_THE EXERCISE_.
Extract every line of the records that contains the string "chart", treating uppercase and lowercase letters as distinct.

* Begin DATASET RECORDS *

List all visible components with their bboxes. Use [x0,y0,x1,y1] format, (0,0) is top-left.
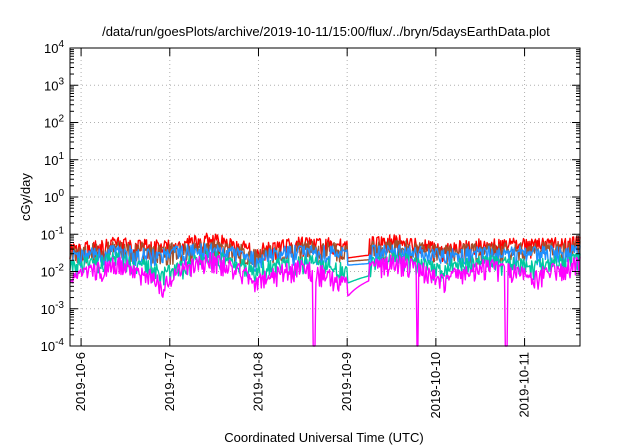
y-tick-label: 103 [44,76,64,93]
x-axis: 2019-10-6 2019-10-7 2019-10-8 2019-10-9 2019… [73,48,532,419]
x-axis-label: Coordinated Universal Time (UTC) [224,430,423,445]
y-tick-label: 10-4 [41,337,65,354]
series-line [69,242,581,273]
chart-title: /data/run/goesPlots/archive/2019-10-11/1… [102,24,550,39]
y-axis-label: cGy/day [18,173,33,221]
series-line [69,251,581,347]
grid [70,48,580,346]
x-tick-label: 2019-10-11 [517,352,532,418]
y-tick-label: 10-1 [41,225,65,242]
x-tick-label: 2019-10-7 [162,352,177,411]
y-tick-label: 10-3 [41,300,65,317]
y-tick-label: 10-2 [41,263,65,280]
y-tick-label: 104 [44,39,64,56]
y-tick-label: 100 [44,188,64,205]
y-axis: 10-4 10-3 10-2 10-1 100 101 102 103 104 [41,39,580,354]
x-tick-label: 2019-10-10 [428,352,443,419]
y-tick-label: 102 [44,114,64,131]
series-layer [69,232,581,347]
x-tick-label: 2019-10-9 [339,352,354,411]
x-tick-label: 2019-10-6 [73,352,88,411]
y-tick-label: 101 [44,151,64,168]
x-tick-label: 2019-10-8 [250,352,265,411]
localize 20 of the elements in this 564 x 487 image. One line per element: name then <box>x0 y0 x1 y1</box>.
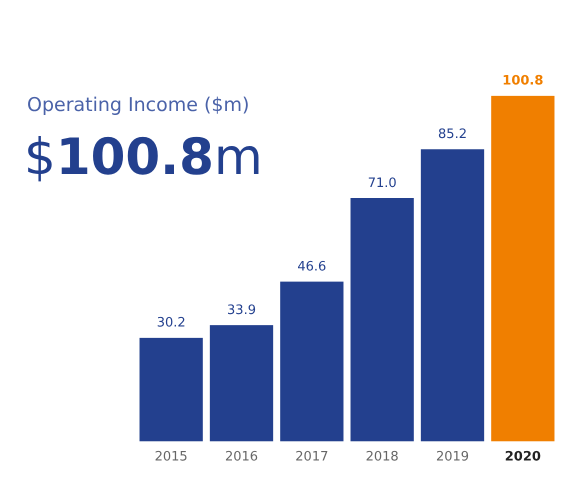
bar <box>140 338 203 442</box>
bar <box>280 282 344 442</box>
x-tick-label: 2017 <box>295 450 328 465</box>
data-label: 30.2 <box>156 316 186 331</box>
bar <box>491 96 554 442</box>
x-tick-label: 2016 <box>224 450 258 465</box>
text: $100.8m <box>24 128 263 186</box>
bar <box>420 149 484 442</box>
data-label: 100.8 <box>502 74 544 89</box>
data-label: 85.2 <box>438 127 467 142</box>
data-label: 71.0 <box>368 176 397 191</box>
x-tick-label: 2015 <box>154 450 188 465</box>
bar <box>350 198 414 442</box>
x-tick-label: 2018 <box>366 450 399 465</box>
data-label: 46.6 <box>297 260 326 275</box>
x-tick-label: 2020 <box>504 450 541 465</box>
data-label: 33.9 <box>227 303 256 318</box>
x-tick-label: 2019 <box>436 450 470 465</box>
bar <box>210 325 274 442</box>
chart-title: Operating Income ($m) <box>27 94 250 116</box>
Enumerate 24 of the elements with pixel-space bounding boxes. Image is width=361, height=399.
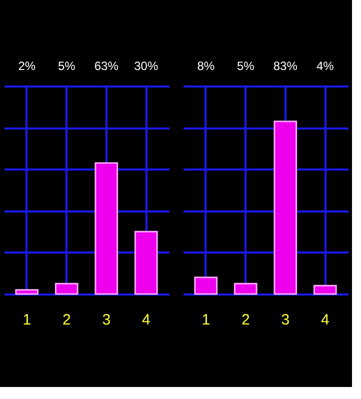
data-label: 5% bbox=[58, 59, 76, 73]
x-tick-label: 2 bbox=[62, 312, 71, 328]
bar bbox=[134, 230, 158, 295]
bar bbox=[234, 282, 258, 295]
data-label: 83% bbox=[273, 59, 298, 73]
bar bbox=[313, 284, 337, 295]
data-label: 30% bbox=[134, 59, 158, 73]
x-tick-label: 4 bbox=[142, 312, 150, 328]
data-label: 4% bbox=[316, 59, 334, 73]
data-label: 2% bbox=[18, 59, 36, 73]
x-tick-label: 2 bbox=[241, 312, 250, 328]
bar bbox=[15, 289, 39, 295]
bar bbox=[94, 162, 118, 295]
x-tick-label: 3 bbox=[102, 312, 111, 328]
x-tick-label: 1 bbox=[22, 312, 32, 328]
bar bbox=[194, 276, 218, 295]
data-label: 63% bbox=[94, 59, 119, 73]
bar bbox=[274, 120, 298, 295]
data-label: 5% bbox=[236, 59, 255, 73]
x-tick-label: 4 bbox=[320, 312, 330, 328]
x-tick-label: 1 bbox=[202, 312, 210, 328]
x-tick-label: 3 bbox=[281, 312, 290, 328]
data-label: 8% bbox=[197, 59, 215, 73]
bar bbox=[54, 282, 78, 295]
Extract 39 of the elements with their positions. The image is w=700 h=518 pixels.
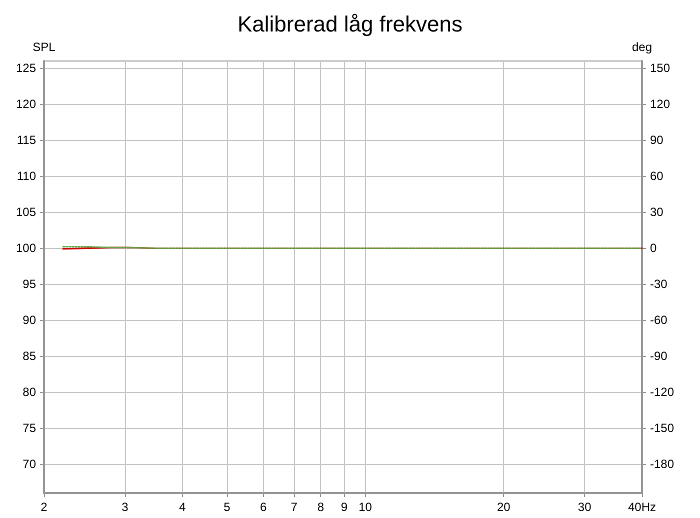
y-tick-label: 105 bbox=[16, 205, 36, 220]
chart-title: Kalibrerad låg frekvens bbox=[237, 12, 463, 36]
x-tick-label: 4 bbox=[179, 500, 186, 514]
x-tick-label: 10 bbox=[358, 500, 372, 514]
x-tick-label: 8 bbox=[317, 500, 324, 514]
x-tick-label: 20 bbox=[496, 500, 511, 514]
y-tick-label: 110 bbox=[16, 169, 36, 184]
y2-tick-label: -30 bbox=[650, 277, 668, 292]
y2-tick-label: -90 bbox=[650, 349, 668, 364]
x-tick-label: 3 bbox=[122, 500, 129, 514]
y-tick-label: 120 bbox=[16, 97, 36, 112]
x-tick-label: 2 bbox=[40, 500, 48, 514]
y2-tick-label: -150 bbox=[650, 421, 674, 436]
y2-tick-label: 90 bbox=[650, 133, 664, 148]
y-tick-label: 90 bbox=[22, 313, 36, 328]
y2-tick-label: 150 bbox=[650, 61, 670, 76]
y2-tick-label: -180 bbox=[650, 457, 674, 472]
y-tick-label: 115 bbox=[16, 133, 36, 148]
y2-tick-label: 120 bbox=[650, 97, 670, 112]
y2-axis-title: deg bbox=[632, 40, 652, 54]
y-tick-label: 70 bbox=[22, 457, 36, 472]
y-tick-label: 75 bbox=[22, 421, 36, 436]
x-tick-label: 6 bbox=[260, 500, 267, 514]
y2-tick-label: 60 bbox=[650, 169, 664, 184]
y-axis-title: SPL bbox=[32, 40, 56, 54]
y2-tick-label: -60 bbox=[650, 313, 668, 328]
x-tick-label: 9 bbox=[340, 500, 348, 514]
y2-tick-label: 0 bbox=[650, 241, 657, 256]
x-tick-label: 7 bbox=[290, 500, 298, 514]
y2-tick-label: -120 bbox=[650, 385, 674, 400]
x-tick-label: 30 bbox=[578, 500, 592, 514]
y-tick-label: 80 bbox=[22, 385, 36, 400]
y2-tick-label: 30 bbox=[650, 205, 664, 220]
y-tick-label: 125 bbox=[16, 61, 36, 76]
y-tick-label: 95 bbox=[22, 277, 36, 292]
x-tick-label: 40Hz bbox=[628, 500, 656, 514]
y-tick-label: 100 bbox=[16, 241, 36, 256]
y-tick-label: 85 bbox=[22, 349, 36, 364]
x-tick-label: 5 bbox=[224, 500, 231, 514]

* End DATASET RECORDS *

_ANSWER TO THE PROBLEM_.
chart-title: /data/run/goesPlots/archive/2019-10-11/1… [102,24,550,39]
chart-title: Operating Income ($m) <box>27 94 250 116</box>
chart-title: Kalibrerad låg frekvens bbox=[237, 12, 463, 36]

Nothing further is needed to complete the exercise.